* _What is being asked_
Search the listing for the string "владения" and copy every line that contains it.
[START Dataset rows]
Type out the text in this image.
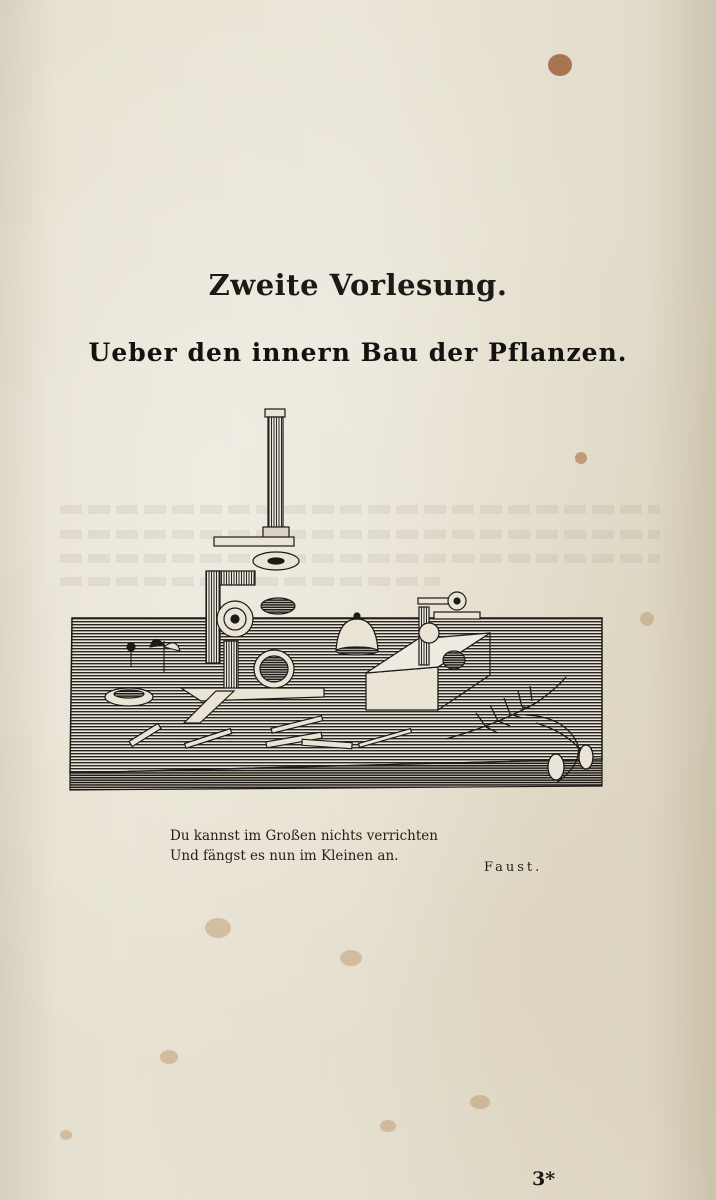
Zweite Vorlesung.
Ueber den innern Bau der Pflanzen.
Du kannst im Großen nichts verrichten
Und fängst es nun im Kleinen an.
Faust.
3*
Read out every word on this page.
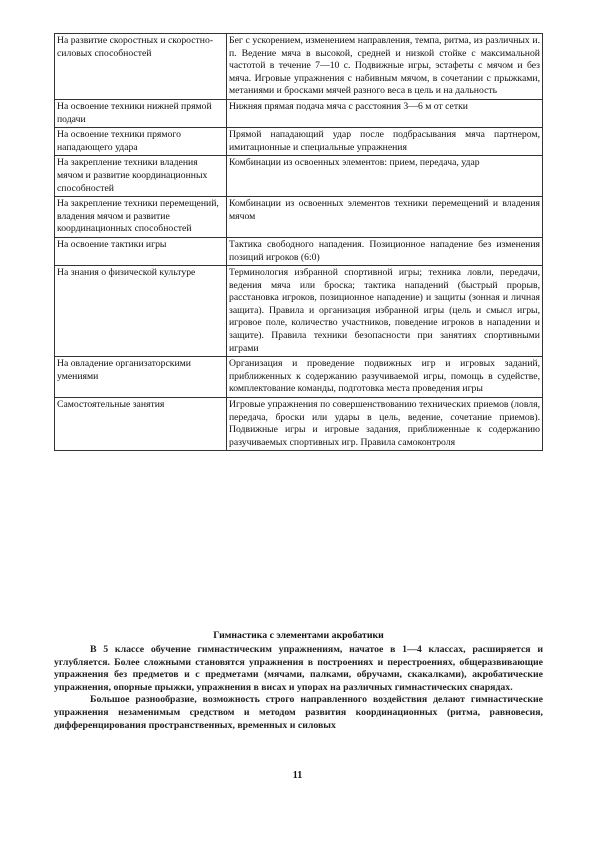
На развитие скоростных и скоростно-силовых способностей	Бег с ускорением, изменением направления, темпа, ритма, из различных и. п. Ведение мяча в высокой, средней и низкой стойке с максимальной частотой в течение 7—10 с. Подвижные игры, эстафеты с мячом и без мяча. Игровые упражнения с набивным мячом, в сочетании с прыжками, метаниями и бросками мячей разного веса в цель и на дальность
На освоение техники нижней прямой подачи	Нижняя прямая подача мяча с расстояния 3—6 м от сетки
На освоение техники прямого нападающего удара	Прямой нападающий удар после подбрасывания мяча партнером, имитационные и специальные упражнения
На закрепление техники владения мячом и развитие координационных способностей	Комбинации из освоенных элементов: прием, передача, удар
На закрепление техники перемещений, владения мячом и развитие координационных способностей	Комбинации из освоенных элементов техники перемещений и владения мячом
На освоение тактики игры	Тактика свободного нападения. Позиционное нападение без изменения позиций игроков (6:0)
На знания о физической культуре	Терминология избранной спортивной игры; техника ловли, передачи, ведения мяча или броска; тактика нападений (быстрый прорыв, расстановка игроков, позиционное нападение) и защиты (зонная и личная защита). Правила и организация избранной игры (цель и смысл игры, игровое поле, количество участников, поведение игроков в нападении и защите). Правила техники безопасности при занятиях спортивными играми
На овладение организаторскими умениями	Организация и проведение подвижных игр и игровых заданий, приближенных к содержанию разучиваемой игры, помощь в судействе, комплектование команды, подготовка места проведения игры
Самостоятельные занятия	Игровые упражнения по совершенствованию технических приемов (ловля, передача, броски или удары в цель, ведение, сочетание приемов). Подвижные игры и игровые задания, приближенные к содержанию разучиваемых спортивных игр. Правила самоконтроля
Гимнастика с элементами акробатики

В 5 классе обучение гимнастическим упражнениям, начатое в 1—4 классах, расширяется и углубляется. Более сложными становятся упражнения в построениях и перестроениях, общеразвивающие упражнения без предметов и с предметами (мячами, палками, обручами, скакалками), акробатические упражнения, опорные прыжки, упражнения в висах и упорах на различных гимнастических снарядах.

Большое разнообразие, возможность строго направленного воздействия делают гимнастические упражнения незаменимым средством и методом развития координационных (ритма, равновесия, дифференцирования пространственных, временных и силовых

11
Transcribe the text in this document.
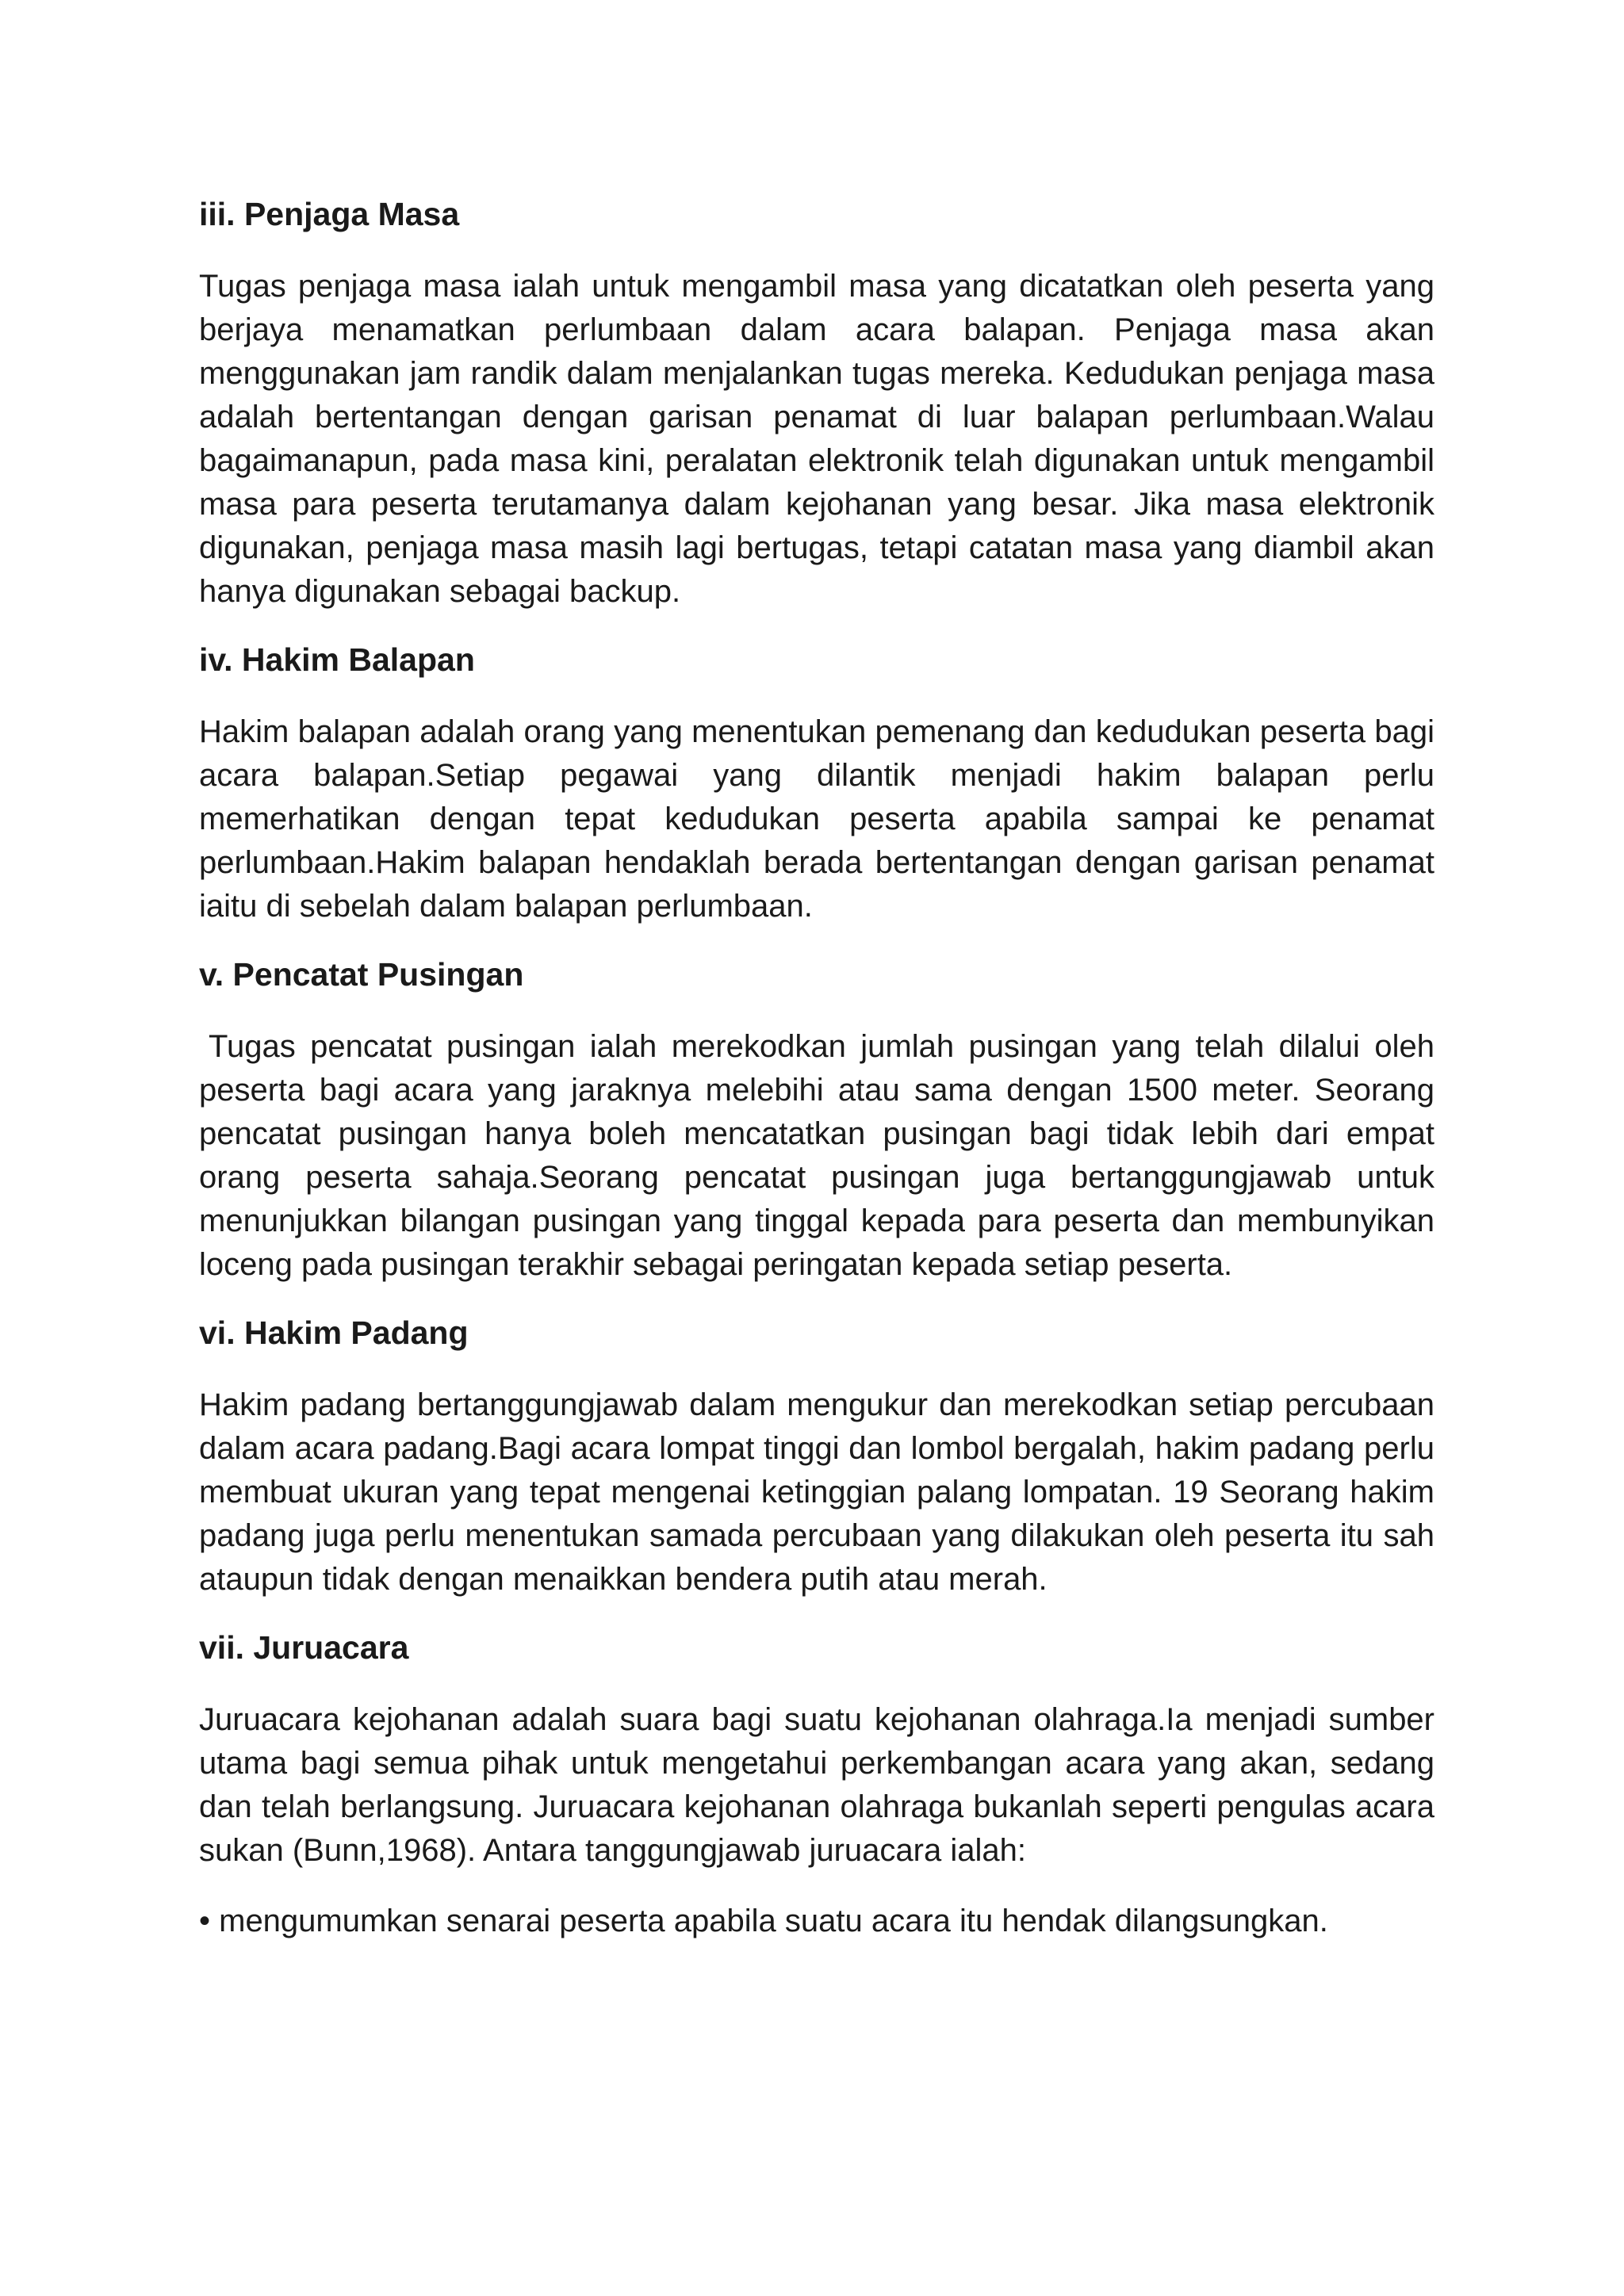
iii. Penjaga Masa
Tugas penjaga masa ialah untuk mengambil masa yang dicatatkan oleh peserta yang berjaya menamatkan perlumbaan dalam acara balapan. Penjaga masa akan menggunakan jam randik dalam menjalankan tugas mereka. Kedudukan penjaga masa adalah bertentangan dengan garisan penamat di luar balapan perlumbaan.Walau bagaimanapun, pada masa kini, peralatan elektronik telah digunakan untuk mengambil masa para peserta terutamanya dalam kejohanan yang besar. Jika masa elektronik digunakan, penjaga masa masih lagi bertugas, tetapi catatan masa yang diambil akan hanya digunakan sebagai backup.
iv. Hakim Balapan
Hakim balapan adalah orang yang menentukan pemenang dan kedudukan peserta bagi acara balapan.Setiap pegawai yang dilantik menjadi hakim balapan perlu memerhatikan dengan tepat kedudukan peserta apabila sampai ke penamat perlumbaan.Hakim balapan hendaklah berada bertentangan dengan garisan penamat iaitu di sebelah dalam balapan perlumbaan.
v. Pencatat Pusingan
Tugas pencatat pusingan ialah merekodkan jumlah pusingan yang telah dilalui oleh peserta bagi acara yang jaraknya melebihi atau sama dengan 1500 meter. Seorang pencatat pusingan hanya boleh mencatatkan pusingan bagi tidak lebih dari empat orang peserta sahaja.Seorang pencatat pusingan juga bertanggungjawab untuk menunjukkan bilangan pusingan yang tinggal kepada para peserta dan membunyikan loceng pada pusingan terakhir sebagai peringatan kepada setiap peserta.
vi. Hakim Padang
Hakim padang bertanggungjawab dalam mengukur dan merekodkan setiap percubaan dalam acara padang.Bagi acara lompat tinggi dan lombol bergalah, hakim padang perlu membuat ukuran yang tepat mengenai ketinggian palang lompatan. 19 Seorang hakim padang juga perlu menentukan samada percubaan yang dilakukan oleh peserta itu sah ataupun tidak dengan menaikkan bendera putih atau merah.
vii. Juruacara
Juruacara kejohanan adalah suara bagi suatu kejohanan olahraga.Ia menjadi sumber utama bagi semua pihak untuk mengetahui perkembangan acara yang akan, sedang dan telah berlangsung. Juruacara kejohanan olahraga bukanlah seperti pengulas acara sukan (Bunn,1968). Antara tanggungjawab juruacara ialah:
• mengumumkan senarai peserta apabila suatu acara itu hendak dilangsungkan.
[END Dataset rows]
* _Result below_
На закрепление техники владения мячом и развитие координационных способностей	Комбинации из освоенных элементов: прием, передача, удар
На закрепление техники перемещений, владения мячом и развитие координационных способностей	Комбинации из освоенных элементов техники перемещений и владения мячом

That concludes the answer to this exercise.